======== LISTED ENTRIES

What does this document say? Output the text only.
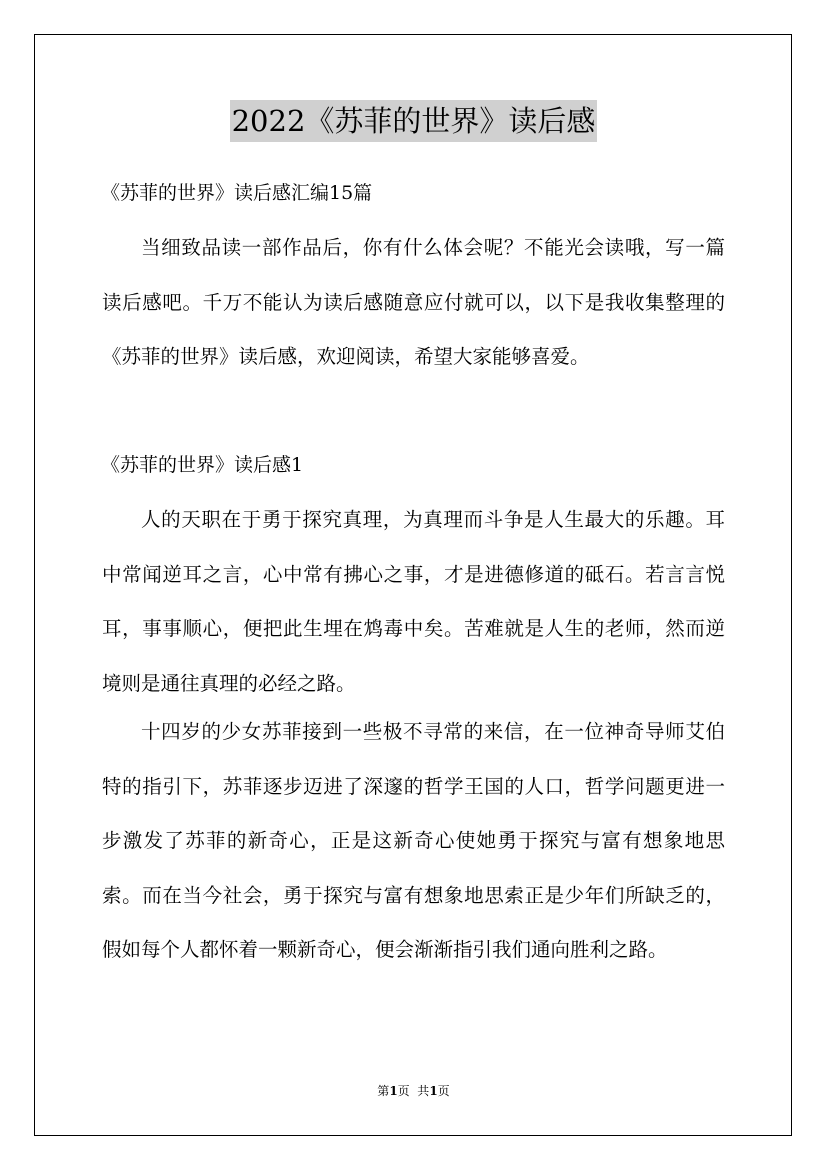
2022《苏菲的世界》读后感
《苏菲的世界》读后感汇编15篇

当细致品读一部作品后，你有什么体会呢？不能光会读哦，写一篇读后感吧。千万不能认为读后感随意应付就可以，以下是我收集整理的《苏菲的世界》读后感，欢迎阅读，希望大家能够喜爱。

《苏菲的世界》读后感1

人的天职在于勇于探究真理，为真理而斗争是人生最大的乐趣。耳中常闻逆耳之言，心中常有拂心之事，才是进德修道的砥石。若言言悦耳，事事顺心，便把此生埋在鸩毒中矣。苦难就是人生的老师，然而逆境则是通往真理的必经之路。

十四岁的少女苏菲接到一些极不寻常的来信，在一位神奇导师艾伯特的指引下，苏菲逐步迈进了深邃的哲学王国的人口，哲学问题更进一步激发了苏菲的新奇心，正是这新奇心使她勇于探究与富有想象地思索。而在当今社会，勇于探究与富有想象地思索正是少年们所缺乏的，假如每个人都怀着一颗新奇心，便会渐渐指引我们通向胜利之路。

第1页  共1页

================

WHAT THE EXERCISE ASKS: Transcribe every entry word for word, but skip the pictures.

TASK SOLUTION:
What does this document say? Output the text only.
2022《苏菲的世界》读后感
《苏菲的世界》读后感汇编15篇

当细致品读一部作品后，你有什么体会呢？不能光会读哦，写一篇读后感吧。千万不能认为读后感随意应付就可以，以下是我收集整理的《苏菲的世界》读后感，欢迎阅读，希望大家能够喜爱。

《苏菲的世界》读后感1

人的天职在于勇于探究真理，为真理而斗争是人生最大的乐趣。耳中常闻逆耳之言，心中常有拂心之事，才是进德修道的砥石。若言言悦耳，事事顺心，便把此生埋在鸩毒中矣。苦难就是人生的老师，然而逆境则是通往真理的必经之路。

十四岁的少女苏菲接到一些极不寻常的来信，在一位神奇导师艾伯特的指引下，苏菲逐步迈进了深邃的哲学王国的人口，哲学问题更进一步激发了苏菲的新奇心，正是这新奇心使她勇于探究与富有想象地思索。而在当今社会，勇于探究与富有想象地思索正是少年们所缺乏的，假如每个人都怀着一颗新奇心，便会渐渐指引我们通向胜利之路。

第1页  共1页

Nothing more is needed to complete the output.